_What the task requires_
Without omitting anything, return the records precisely as given.

>> Begin

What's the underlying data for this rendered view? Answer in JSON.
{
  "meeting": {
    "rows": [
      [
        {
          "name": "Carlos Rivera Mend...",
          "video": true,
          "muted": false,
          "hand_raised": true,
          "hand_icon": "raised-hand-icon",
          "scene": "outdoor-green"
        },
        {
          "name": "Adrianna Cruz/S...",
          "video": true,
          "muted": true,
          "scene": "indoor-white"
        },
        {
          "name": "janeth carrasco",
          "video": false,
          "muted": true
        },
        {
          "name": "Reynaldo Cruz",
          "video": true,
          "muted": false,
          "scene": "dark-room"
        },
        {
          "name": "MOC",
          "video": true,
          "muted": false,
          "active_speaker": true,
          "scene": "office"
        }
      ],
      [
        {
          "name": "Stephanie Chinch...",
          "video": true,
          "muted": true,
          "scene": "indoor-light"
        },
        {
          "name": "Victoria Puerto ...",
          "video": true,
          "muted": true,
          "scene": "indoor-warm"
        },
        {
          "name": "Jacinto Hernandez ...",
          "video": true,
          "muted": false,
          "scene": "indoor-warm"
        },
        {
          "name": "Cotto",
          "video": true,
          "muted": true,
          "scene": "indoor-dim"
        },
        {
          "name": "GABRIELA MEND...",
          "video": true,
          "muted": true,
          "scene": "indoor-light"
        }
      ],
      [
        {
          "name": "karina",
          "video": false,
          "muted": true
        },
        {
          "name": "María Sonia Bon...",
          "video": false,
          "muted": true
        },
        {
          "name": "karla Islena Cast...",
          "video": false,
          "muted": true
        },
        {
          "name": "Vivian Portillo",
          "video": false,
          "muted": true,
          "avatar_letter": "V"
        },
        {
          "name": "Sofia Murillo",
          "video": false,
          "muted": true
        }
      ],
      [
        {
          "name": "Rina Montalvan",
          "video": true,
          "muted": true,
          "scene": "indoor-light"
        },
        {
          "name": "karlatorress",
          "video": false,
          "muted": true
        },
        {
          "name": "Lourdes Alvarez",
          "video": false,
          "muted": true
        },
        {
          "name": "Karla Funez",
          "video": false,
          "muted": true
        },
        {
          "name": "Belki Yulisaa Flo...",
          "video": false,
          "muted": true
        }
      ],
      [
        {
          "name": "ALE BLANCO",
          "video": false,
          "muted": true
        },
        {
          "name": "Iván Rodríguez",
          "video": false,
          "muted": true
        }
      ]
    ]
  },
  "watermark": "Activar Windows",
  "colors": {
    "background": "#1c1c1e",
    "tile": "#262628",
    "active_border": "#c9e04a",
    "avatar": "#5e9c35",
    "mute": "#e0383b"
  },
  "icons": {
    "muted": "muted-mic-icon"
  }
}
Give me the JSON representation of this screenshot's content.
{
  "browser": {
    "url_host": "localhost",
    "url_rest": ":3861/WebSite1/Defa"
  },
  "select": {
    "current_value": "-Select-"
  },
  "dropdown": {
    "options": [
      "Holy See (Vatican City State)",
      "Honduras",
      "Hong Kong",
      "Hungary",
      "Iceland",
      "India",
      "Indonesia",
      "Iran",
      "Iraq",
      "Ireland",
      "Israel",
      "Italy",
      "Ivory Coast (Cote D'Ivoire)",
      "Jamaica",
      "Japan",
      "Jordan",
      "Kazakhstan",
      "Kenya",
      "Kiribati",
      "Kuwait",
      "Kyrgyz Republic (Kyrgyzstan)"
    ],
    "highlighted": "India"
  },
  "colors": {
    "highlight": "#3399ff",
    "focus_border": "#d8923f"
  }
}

>> End

_Answer for this exercise_
What's the underlying data for this rendered view? Answer in JSON.
{
  "meeting": {
    "rows": [
      [
        {
          "name": "Carlos Rivera Mend...",
          "video": true,
          "muted": false,
          "hand_raised": true,
          "hand_icon": "raised-hand-icon",
          "scene": "outdoor-green"
        },
        {
          "name": "Adrianna Cruz/S...",
          "video": true,
          "muted": true,
          "scene": "indoor-white"
        },
        {
          "name": "janeth carrasco",
          "video": false,
          "muted": true
        },
        {
          "name": "Reynaldo Cruz",
          "video": true,
          "muted": false,
          "scene": "dark-room"
        },
        {
          "name": "MOC",
          "video": true,
          "muted": false,
          "active_speaker": true,
          "scene": "office"
        }
      ],
      [
        {
          "name": "Stephanie Chinch...",
          "video": true,
          "muted": true,
          "scene": "indoor-light"
        },
        {
          "name": "Victoria Puerto ...",
          "video": true,
          "muted": true,
          "scene": "indoor-warm"
        },
        {
          "name": "Jacinto Hernandez ...",
          "video": true,
          "muted": false,
          "scene": "indoor-warm"
        },
        {
          "name": "Cotto",
          "video": true,
          "muted": true,
          "scene": "indoor-dim"
        },
        {
          "name": "GABRIELA MEND...",
          "video": true,
          "muted": true,
          "scene": "indoor-light"
        }
      ],
      [
        {
          "name": "karina",
          "video": false,
          "muted": true
        },
        {
          "name": "María Sonia Bon...",
          "video": false,
          "muted": true
        },
        {
          "name": "karla Islena Cast...",
          "video": false,
          "muted": true
        },
        {
          "name": "Vivian Portillo",
          "video": false,
          "muted": true,
          "avatar_letter": "V"
        },
        {
          "name": "Sofia Murillo",
          "video": false,
          "muted": true
        }
      ],
      [
        {
          "name": "Rina Montalvan",
          "video": true,
          "muted": true,
          "scene": "indoor-light"
        },
        {
          "name": "karlatorress",
          "video": false,
          "muted": true
        },
        {
          "name": "Lourdes Alvarez",
          "video": false,
          "muted": true
        },
        {
          "name": "Karla Funez",
          "video": false,
          "muted": true
        },
        {
          "name": "Belki Yulisaa Flo...",
          "video": false,
          "muted": true
        }
      ],
      [
        {
          "name": "ALE BLANCO",
          "video": false,
          "muted": true
        },
        {
          "name": "Iván Rodríguez",
          "video": false,
          "muted": true
        }
      ]
    ]
  },
  "watermark": "Activar Windows",
  "colors": {
    "background": "#1c1c1e",
    "tile": "#262628",
    "active_border": "#c9e04a",
    "avatar": "#5e9c35",
    "mute": "#e0383b"
  },
  "icons": {
    "muted": "muted-mic-icon"
  }
}
Give me the JSON representation of this screenshot's content.
{
  "browser": {
    "url_host": "localhost",
    "url_rest": ":3861/WebSite1/Defa"
  },
  "select": {
    "current_value": "-Select-"
  },
  "dropdown": {
    "options": [
      "Holy See (Vatican City State)",
      "Honduras",
      "Hong Kong",
      "Hungary",
      "Iceland",
      "India",
      "Indonesia",
      "Iran",
      "Iraq",
      "Ireland",
      "Israel",
      "Italy",
      "Ivory Coast (Cote D'Ivoire)",
      "Jamaica",
      "Japan",
      "Jordan",
      "Kazakhstan",
      "Kenya",
      "Kiribati",
      "Kuwait",
      "Kyrgyz Republic (Kyrgyzstan)"
    ],
    "highlighted": "India"
  },
  "colors": {
    "highlight": "#3399ff",
    "focus_border": "#d8923f"
  }
}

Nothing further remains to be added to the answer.